Short exercise:
Would you quote the material below in full and unchanged?
>> BEGIN
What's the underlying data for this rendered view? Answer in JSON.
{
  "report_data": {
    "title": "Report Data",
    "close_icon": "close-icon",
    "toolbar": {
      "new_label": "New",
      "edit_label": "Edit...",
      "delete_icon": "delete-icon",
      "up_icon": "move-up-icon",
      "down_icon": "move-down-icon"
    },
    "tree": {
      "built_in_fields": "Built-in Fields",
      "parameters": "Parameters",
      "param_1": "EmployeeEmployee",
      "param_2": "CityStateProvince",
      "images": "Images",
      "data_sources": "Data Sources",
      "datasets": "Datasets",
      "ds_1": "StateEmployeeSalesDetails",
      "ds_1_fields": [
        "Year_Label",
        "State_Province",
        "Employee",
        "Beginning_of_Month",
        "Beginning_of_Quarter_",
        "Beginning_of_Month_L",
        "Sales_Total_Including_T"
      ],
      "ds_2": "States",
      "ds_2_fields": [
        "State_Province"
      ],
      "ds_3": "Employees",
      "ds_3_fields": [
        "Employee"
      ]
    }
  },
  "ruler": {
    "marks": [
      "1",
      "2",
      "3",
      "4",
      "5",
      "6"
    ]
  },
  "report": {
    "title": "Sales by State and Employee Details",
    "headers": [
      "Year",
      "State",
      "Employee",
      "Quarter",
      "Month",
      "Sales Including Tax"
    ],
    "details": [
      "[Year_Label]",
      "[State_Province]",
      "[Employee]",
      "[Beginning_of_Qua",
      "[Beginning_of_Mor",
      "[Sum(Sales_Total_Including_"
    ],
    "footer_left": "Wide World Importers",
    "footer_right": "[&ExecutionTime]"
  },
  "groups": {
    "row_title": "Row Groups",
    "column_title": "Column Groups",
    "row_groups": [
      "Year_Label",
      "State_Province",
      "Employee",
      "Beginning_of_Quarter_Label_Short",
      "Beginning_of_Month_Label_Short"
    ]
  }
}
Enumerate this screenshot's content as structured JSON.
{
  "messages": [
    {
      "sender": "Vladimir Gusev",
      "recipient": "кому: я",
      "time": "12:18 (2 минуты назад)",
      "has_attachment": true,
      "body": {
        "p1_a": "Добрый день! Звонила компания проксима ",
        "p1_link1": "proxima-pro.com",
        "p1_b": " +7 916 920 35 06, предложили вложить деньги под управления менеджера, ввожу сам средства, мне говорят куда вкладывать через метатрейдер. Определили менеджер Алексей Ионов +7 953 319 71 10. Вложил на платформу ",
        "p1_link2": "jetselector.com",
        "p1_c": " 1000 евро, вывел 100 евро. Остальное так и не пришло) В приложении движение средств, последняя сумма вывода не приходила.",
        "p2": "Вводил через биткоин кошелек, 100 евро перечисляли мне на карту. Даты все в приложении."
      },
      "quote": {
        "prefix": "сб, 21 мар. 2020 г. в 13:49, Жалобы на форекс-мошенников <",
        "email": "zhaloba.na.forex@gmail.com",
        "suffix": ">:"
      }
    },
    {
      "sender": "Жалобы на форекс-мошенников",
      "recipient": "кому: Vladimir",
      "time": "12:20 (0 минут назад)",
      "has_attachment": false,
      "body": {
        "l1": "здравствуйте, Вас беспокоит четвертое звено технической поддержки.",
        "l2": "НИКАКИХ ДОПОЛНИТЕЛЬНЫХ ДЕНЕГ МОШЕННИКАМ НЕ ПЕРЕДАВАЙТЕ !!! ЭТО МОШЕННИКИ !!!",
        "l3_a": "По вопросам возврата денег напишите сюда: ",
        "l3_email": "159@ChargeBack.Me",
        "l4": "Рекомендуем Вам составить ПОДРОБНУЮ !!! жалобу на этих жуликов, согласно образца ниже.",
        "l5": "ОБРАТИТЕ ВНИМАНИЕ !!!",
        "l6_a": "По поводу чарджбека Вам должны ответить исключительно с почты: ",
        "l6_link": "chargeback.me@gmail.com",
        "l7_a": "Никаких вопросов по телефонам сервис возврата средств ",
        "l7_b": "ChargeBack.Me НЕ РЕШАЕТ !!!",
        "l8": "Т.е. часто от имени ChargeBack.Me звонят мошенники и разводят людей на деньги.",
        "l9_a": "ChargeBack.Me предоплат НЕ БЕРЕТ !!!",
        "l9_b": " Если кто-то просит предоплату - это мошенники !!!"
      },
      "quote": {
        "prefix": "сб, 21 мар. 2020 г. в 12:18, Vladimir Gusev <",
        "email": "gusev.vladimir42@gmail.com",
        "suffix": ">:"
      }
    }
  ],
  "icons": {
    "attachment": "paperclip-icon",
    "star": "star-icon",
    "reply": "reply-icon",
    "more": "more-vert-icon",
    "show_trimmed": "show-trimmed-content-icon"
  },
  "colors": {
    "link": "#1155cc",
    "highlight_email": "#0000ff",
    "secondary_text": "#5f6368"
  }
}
>> END
The completed task:
What's the underlying data for this rendered view? Answer in JSON.
{
  "report_data": {
    "title": "Report Data",
    "close_icon": "close-icon",
    "toolbar": {
      "new_label": "New",
      "edit_label": "Edit...",
      "delete_icon": "delete-icon",
      "up_icon": "move-up-icon",
      "down_icon": "move-down-icon"
    },
    "tree": {
      "built_in_fields": "Built-in Fields",
      "parameters": "Parameters",
      "param_1": "EmployeeEmployee",
      "param_2": "CityStateProvince",
      "images": "Images",
      "data_sources": "Data Sources",
      "datasets": "Datasets",
      "ds_1": "StateEmployeeSalesDetails",
      "ds_1_fields": [
        "Year_Label",
        "State_Province",
        "Employee",
        "Beginning_of_Month",
        "Beginning_of_Quarter_",
        "Beginning_of_Month_L",
        "Sales_Total_Including_T"
      ],
      "ds_2": "States",
      "ds_2_fields": [
        "State_Province"
      ],
      "ds_3": "Employees",
      "ds_3_fields": [
        "Employee"
      ]
    }
  },
  "ruler": {
    "marks": [
      "1",
      "2",
      "3",
      "4",
      "5",
      "6"
    ]
  },
  "report": {
    "title": "Sales by State and Employee Details",
    "headers": [
      "Year",
      "State",
      "Employee",
      "Quarter",
      "Month",
      "Sales Including Tax"
    ],
    "details": [
      "[Year_Label]",
      "[State_Province]",
      "[Employee]",
      "[Beginning_of_Qua",
      "[Beginning_of_Mor",
      "[Sum(Sales_Total_Including_"
    ],
    "footer_left": "Wide World Importers",
    "footer_right": "[&ExecutionTime]"
  },
  "groups": {
    "row_title": "Row Groups",
    "column_title": "Column Groups",
    "row_groups": [
      "Year_Label",
      "State_Province",
      "Employee",
      "Beginning_of_Quarter_Label_Short",
      "Beginning_of_Month_Label_Short"
    ]
  }
}
Enumerate this screenshot's content as structured JSON.
{
  "messages": [
    {
      "sender": "Vladimir Gusev",
      "recipient": "кому: я",
      "time": "12:18 (2 минуты назад)",
      "has_attachment": true,
      "body": {
        "p1_a": "Добрый день! Звонила компания проксима ",
        "p1_link1": "proxima-pro.com",
        "p1_b": " +7 916 920 35 06, предложили вложить деньги под управления менеджера, ввожу сам средства, мне говорят куда вкладывать через метатрейдер. Определили менеджер Алексей Ионов +7 953 319 71 10. Вложил на платформу ",
        "p1_link2": "jetselector.com",
        "p1_c": " 1000 евро, вывел 100 евро. Остальное так и не пришло) В приложении движение средств, последняя сумма вывода не приходила.",
        "p2": "Вводил через биткоин кошелек, 100 евро перечисляли мне на карту. Даты все в приложении."
      },
      "quote": {
        "prefix": "сб, 21 мар. 2020 г. в 13:49, Жалобы на форекс-мошенников <",
        "email": "zhaloba.na.forex@gmail.com",
        "suffix": ">:"
      }
    },
    {
      "sender": "Жалобы на форекс-мошенников",
      "recipient": "кому: Vladimir",
      "time": "12:20 (0 минут назад)",
      "has_attachment": false,
      "body": {
        "l1": "здравствуйте, Вас беспокоит четвертое звено технической поддержки.",
        "l2": "НИКАКИХ ДОПОЛНИТЕЛЬНЫХ ДЕНЕГ МОШЕННИКАМ НЕ ПЕРЕДАВАЙТЕ !!! ЭТО МОШЕННИКИ !!!",
        "l3_a": "По вопросам возврата денег напишите сюда: ",
        "l3_email": "159@ChargeBack.Me",
        "l4": "Рекомендуем Вам составить ПОДРОБНУЮ !!! жалобу на этих жуликов, согласно образца ниже.",
        "l5": "ОБРАТИТЕ ВНИМАНИЕ !!!",
        "l6_a": "По поводу чарджбека Вам должны ответить исключительно с почты: ",
        "l6_link": "chargeback.me@gmail.com",
        "l7_a": "Никаких вопросов по телефонам сервис возврата средств ",
        "l7_b": "ChargeBack.Me НЕ РЕШАЕТ !!!",
        "l8": "Т.е. часто от имени ChargeBack.Me звонят мошенники и разводят людей на деньги.",
        "l9_a": "ChargeBack.Me предоплат НЕ БЕРЕТ !!!",
        "l9_b": " Если кто-то просит предоплату - это мошенники !!!"
      },
      "quote": {
        "prefix": "сб, 21 мар. 2020 г. в 12:18, Vladimir Gusev <",
        "email": "gusev.vladimir42@gmail.com",
        "suffix": ">:"
      }
    }
  ],
  "icons": {
    "attachment": "paperclip-icon",
    "star": "star-icon",
    "reply": "reply-icon",
    "more": "more-vert-icon",
    "show_trimmed": "show-trimmed-content-icon"
  },
  "colors": {
    "link": "#1155cc",
    "highlight_email": "#0000ff",
    "secondary_text": "#5f6368"
  }
}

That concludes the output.